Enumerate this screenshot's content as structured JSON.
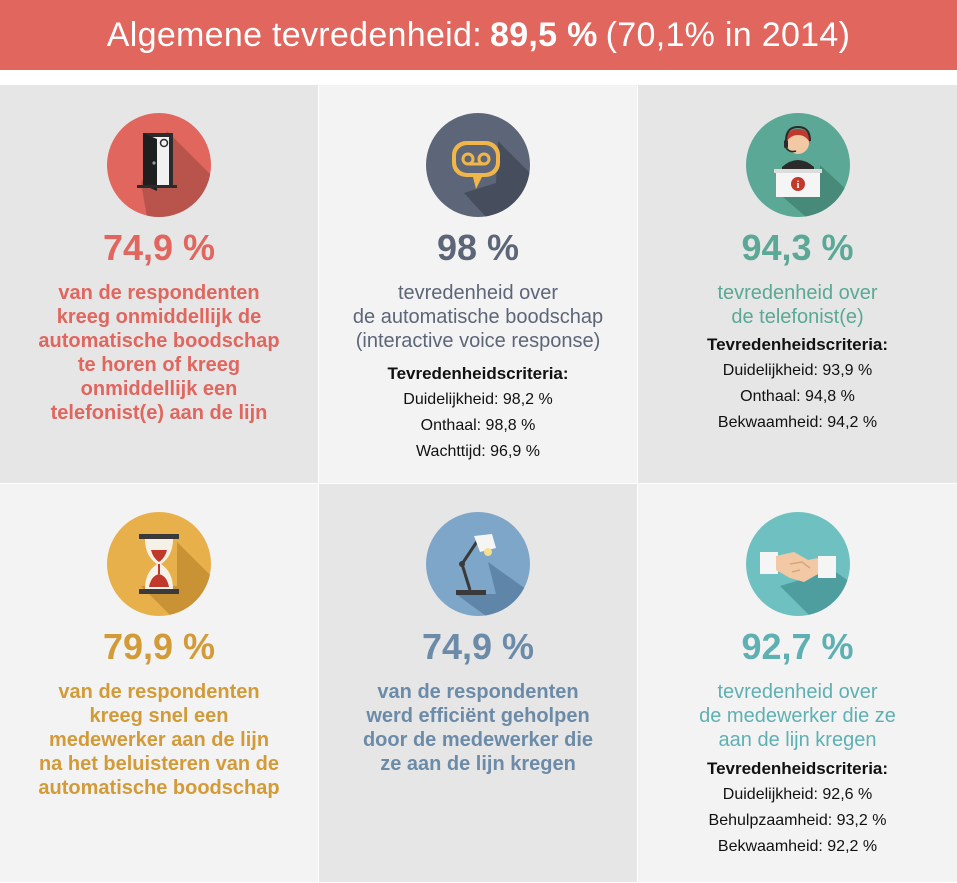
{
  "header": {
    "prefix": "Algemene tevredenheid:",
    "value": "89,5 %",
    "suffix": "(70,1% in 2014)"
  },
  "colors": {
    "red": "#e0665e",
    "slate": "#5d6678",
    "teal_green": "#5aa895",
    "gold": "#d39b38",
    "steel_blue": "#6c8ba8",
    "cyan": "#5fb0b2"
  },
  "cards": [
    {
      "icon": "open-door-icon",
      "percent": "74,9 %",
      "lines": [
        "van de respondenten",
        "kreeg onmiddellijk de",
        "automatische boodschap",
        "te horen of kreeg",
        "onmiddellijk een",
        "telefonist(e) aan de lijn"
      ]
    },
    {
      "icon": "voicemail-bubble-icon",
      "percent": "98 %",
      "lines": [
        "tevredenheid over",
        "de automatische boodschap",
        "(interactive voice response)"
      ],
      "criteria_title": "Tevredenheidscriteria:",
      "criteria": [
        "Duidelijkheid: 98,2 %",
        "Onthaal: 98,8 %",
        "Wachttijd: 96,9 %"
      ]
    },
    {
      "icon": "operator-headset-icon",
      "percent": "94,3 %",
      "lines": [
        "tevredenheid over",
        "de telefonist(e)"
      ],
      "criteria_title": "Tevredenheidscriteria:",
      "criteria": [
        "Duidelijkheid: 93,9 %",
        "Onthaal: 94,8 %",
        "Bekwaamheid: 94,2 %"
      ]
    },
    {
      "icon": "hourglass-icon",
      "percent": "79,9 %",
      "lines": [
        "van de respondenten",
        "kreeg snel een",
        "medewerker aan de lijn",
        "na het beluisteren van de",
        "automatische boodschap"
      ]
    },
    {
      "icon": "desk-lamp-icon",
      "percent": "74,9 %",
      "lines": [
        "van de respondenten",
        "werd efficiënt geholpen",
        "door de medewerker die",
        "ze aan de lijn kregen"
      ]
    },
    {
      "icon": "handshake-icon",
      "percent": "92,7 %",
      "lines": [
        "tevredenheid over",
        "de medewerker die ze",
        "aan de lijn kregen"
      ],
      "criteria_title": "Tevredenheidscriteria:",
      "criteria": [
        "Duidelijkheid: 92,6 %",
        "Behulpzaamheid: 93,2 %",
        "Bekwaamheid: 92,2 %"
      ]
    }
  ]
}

————————

● **STATED PROBLEM**
Output an exact copy of the material, with the pictures removed.

● **THE REPLY**
Enumerate this screenshot's content as structured JSON.
{
  "header": {
    "prefix": "Algemene tevredenheid:",
    "value": "89,5 %",
    "suffix": "(70,1% in 2014)"
  },
  "colors": {
    "red": "#e0665e",
    "slate": "#5d6678",
    "teal_green": "#5aa895",
    "gold": "#d39b38",
    "steel_blue": "#6c8ba8",
    "cyan": "#5fb0b2"
  },
  "cards": [
    {
      "icon": "open-door-icon",
      "percent": "74,9 %",
      "lines": [
        "van de respondenten",
        "kreeg onmiddellijk de",
        "automatische boodschap",
        "te horen of kreeg",
        "onmiddellijk een",
        "telefonist(e) aan de lijn"
      ]
    },
    {
      "icon": "voicemail-bubble-icon",
      "percent": "98 %",
      "lines": [
        "tevredenheid over",
        "de automatische boodschap",
        "(interactive voice response)"
      ],
      "criteria_title": "Tevredenheidscriteria:",
      "criteria": [
        "Duidelijkheid: 98,2 %",
        "Onthaal: 98,8 %",
        "Wachttijd: 96,9 %"
      ]
    },
    {
      "icon": "operator-headset-icon",
      "percent": "94,3 %",
      "lines": [
        "tevredenheid over",
        "de telefonist(e)"
      ],
      "criteria_title": "Tevredenheidscriteria:",
      "criteria": [
        "Duidelijkheid: 93,9 %",
        "Onthaal: 94,8 %",
        "Bekwaamheid: 94,2 %"
      ]
    },
    {
      "icon": "hourglass-icon",
      "percent": "79,9 %",
      "lines": [
        "van de respondenten",
        "kreeg snel een",
        "medewerker aan de lijn",
        "na het beluisteren van de",
        "automatische boodschap"
      ]
    },
    {
      "icon": "desk-lamp-icon",
      "percent": "74,9 %",
      "lines": [
        "van de respondenten",
        "werd efficiënt geholpen",
        "door de medewerker die",
        "ze aan de lijn kregen"
      ]
    },
    {
      "icon": "handshake-icon",
      "percent": "92,7 %",
      "lines": [
        "tevredenheid over",
        "de medewerker die ze",
        "aan de lijn kregen"
      ],
      "criteria_title": "Tevredenheidscriteria:",
      "criteria": [
        "Duidelijkheid: 92,6 %",
        "Behulpzaamheid: 93,2 %",
        "Bekwaamheid: 92,2 %"
      ]
    }
  ]
}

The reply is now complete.